> _GOAL_: Find the lines below that contain the string "Flux". Copy each one.
▬▬▬
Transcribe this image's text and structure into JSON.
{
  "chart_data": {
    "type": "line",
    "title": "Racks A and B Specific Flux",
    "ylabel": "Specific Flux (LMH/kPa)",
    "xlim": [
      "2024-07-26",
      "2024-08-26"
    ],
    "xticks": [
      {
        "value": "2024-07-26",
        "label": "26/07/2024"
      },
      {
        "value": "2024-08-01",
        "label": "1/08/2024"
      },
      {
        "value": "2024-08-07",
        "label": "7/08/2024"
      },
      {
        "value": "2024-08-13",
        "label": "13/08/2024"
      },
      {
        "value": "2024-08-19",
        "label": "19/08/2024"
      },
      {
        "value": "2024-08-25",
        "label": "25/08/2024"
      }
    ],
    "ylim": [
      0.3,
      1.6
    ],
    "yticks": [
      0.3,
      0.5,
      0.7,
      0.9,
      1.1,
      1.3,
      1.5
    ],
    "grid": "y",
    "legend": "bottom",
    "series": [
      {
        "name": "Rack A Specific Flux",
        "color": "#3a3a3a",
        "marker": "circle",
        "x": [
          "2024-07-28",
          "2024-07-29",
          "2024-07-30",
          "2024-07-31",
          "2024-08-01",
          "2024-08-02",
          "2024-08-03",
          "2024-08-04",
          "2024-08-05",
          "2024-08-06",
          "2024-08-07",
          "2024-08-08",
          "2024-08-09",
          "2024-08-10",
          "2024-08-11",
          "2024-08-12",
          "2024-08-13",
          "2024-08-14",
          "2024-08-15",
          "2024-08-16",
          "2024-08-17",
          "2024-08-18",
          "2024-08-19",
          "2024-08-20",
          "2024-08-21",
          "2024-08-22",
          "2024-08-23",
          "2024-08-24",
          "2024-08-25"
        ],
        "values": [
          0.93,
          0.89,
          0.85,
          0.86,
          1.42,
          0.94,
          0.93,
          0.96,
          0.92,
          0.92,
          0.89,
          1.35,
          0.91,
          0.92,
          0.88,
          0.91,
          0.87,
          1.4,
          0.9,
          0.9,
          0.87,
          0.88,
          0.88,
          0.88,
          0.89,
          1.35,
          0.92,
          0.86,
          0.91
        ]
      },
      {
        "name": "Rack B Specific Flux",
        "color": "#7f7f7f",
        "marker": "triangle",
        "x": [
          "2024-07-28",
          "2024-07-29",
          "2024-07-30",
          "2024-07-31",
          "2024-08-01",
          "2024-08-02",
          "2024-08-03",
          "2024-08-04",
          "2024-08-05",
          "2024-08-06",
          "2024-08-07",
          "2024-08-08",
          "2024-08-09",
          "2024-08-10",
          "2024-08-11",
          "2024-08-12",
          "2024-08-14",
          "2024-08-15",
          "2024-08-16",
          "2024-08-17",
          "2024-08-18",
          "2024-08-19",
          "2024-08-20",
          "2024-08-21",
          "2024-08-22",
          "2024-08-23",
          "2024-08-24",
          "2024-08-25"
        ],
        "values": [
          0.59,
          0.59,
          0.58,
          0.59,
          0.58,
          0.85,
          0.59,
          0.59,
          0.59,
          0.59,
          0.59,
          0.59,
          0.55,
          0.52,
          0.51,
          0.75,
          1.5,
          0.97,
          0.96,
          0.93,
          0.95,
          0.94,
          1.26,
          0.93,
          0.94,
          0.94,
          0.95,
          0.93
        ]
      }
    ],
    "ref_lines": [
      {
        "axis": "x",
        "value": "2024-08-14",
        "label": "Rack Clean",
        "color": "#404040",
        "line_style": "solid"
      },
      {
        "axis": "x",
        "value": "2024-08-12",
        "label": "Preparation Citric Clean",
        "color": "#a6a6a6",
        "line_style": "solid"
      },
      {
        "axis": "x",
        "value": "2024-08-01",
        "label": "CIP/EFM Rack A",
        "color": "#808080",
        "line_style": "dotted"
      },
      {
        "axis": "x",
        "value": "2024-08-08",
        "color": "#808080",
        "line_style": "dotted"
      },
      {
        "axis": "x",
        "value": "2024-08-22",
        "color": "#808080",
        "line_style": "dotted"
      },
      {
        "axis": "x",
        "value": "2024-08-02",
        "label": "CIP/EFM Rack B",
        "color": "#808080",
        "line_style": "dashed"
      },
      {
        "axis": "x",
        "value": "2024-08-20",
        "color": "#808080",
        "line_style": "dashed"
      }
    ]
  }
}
▬▬▬
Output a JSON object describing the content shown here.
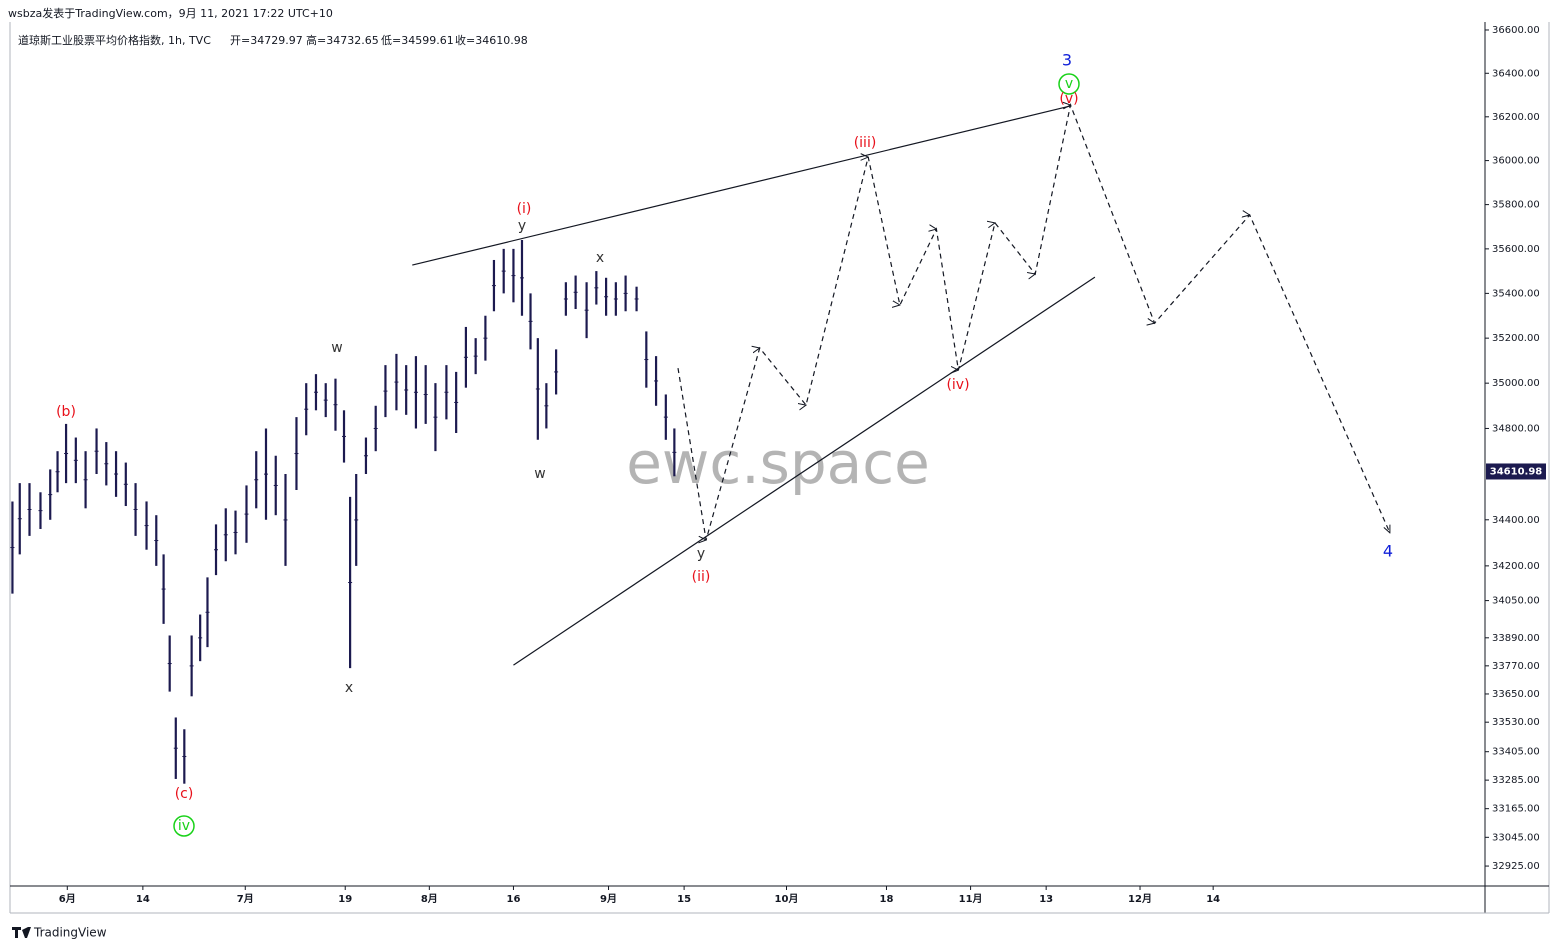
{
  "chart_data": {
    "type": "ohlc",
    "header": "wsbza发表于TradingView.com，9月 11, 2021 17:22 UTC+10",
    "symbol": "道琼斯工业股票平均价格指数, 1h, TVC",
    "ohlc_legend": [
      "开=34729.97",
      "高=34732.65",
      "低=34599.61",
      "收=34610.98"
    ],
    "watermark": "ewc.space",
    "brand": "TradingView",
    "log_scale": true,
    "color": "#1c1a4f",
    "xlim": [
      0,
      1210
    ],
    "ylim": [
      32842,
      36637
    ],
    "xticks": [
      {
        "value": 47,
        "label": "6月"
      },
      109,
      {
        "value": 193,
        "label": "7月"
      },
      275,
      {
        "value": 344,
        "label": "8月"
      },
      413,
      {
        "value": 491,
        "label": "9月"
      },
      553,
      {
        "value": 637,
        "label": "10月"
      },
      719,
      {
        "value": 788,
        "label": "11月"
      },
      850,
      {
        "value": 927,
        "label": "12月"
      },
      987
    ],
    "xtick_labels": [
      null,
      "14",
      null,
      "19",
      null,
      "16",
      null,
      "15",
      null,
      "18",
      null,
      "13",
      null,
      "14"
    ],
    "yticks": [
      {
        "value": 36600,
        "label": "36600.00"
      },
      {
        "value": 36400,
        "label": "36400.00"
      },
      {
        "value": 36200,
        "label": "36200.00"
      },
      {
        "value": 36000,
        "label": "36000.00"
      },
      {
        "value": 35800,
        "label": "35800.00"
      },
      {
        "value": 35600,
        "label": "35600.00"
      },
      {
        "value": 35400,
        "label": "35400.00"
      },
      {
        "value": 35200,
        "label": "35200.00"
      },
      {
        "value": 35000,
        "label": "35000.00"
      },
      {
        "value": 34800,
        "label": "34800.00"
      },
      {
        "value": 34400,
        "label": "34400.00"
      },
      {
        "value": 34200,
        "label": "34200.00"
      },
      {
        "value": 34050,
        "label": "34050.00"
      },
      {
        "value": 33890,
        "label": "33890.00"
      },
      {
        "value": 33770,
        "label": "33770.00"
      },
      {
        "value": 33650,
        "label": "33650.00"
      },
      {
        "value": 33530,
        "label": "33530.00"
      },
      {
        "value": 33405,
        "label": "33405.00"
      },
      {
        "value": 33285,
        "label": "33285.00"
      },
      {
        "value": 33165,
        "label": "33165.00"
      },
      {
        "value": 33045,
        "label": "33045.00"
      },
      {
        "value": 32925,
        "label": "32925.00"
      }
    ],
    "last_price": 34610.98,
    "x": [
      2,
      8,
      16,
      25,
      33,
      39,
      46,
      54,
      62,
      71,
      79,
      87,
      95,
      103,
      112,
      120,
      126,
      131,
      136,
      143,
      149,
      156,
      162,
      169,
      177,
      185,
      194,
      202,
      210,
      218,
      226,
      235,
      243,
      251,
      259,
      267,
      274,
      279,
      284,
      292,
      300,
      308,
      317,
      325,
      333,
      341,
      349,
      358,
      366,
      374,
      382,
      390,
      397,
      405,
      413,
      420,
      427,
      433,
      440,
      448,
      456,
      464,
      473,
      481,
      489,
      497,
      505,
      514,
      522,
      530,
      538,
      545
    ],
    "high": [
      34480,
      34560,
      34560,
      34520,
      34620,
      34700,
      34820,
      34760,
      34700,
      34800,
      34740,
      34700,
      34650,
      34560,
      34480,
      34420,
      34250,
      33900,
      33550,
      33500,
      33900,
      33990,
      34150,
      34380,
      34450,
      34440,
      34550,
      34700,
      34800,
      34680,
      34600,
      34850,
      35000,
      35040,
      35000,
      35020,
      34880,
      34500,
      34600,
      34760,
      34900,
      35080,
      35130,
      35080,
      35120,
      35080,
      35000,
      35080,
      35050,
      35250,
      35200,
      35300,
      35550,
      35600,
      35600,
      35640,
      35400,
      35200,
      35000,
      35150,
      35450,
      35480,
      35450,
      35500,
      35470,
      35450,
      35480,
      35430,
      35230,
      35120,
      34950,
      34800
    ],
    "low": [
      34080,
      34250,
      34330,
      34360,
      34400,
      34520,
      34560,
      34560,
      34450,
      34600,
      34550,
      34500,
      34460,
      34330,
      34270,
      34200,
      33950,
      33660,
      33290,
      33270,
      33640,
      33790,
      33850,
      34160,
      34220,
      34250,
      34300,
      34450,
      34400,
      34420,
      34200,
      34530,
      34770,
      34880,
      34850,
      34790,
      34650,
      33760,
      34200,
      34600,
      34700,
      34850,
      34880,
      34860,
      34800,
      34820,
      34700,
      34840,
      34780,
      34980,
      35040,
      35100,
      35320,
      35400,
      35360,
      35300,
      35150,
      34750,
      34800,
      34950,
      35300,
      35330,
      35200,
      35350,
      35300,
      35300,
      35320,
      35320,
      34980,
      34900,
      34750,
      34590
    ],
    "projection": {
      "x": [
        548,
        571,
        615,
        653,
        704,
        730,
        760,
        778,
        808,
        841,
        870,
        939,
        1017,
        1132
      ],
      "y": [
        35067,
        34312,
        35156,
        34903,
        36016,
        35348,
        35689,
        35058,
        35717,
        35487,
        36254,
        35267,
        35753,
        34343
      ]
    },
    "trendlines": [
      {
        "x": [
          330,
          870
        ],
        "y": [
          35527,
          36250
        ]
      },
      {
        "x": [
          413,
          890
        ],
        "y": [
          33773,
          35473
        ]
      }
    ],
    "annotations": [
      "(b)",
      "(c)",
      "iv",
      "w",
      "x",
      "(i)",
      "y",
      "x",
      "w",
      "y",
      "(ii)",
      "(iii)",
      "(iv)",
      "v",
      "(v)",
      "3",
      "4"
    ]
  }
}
▬▬▬
> _WRITTEN RESPONSE_:
    "title": "Racks A and B Specific Flux",
    "ylabel": "Specific Flux (LMH/kPa)",
        "name": "Rack A Specific Flux",
        "name": "Rack B Specific Flux",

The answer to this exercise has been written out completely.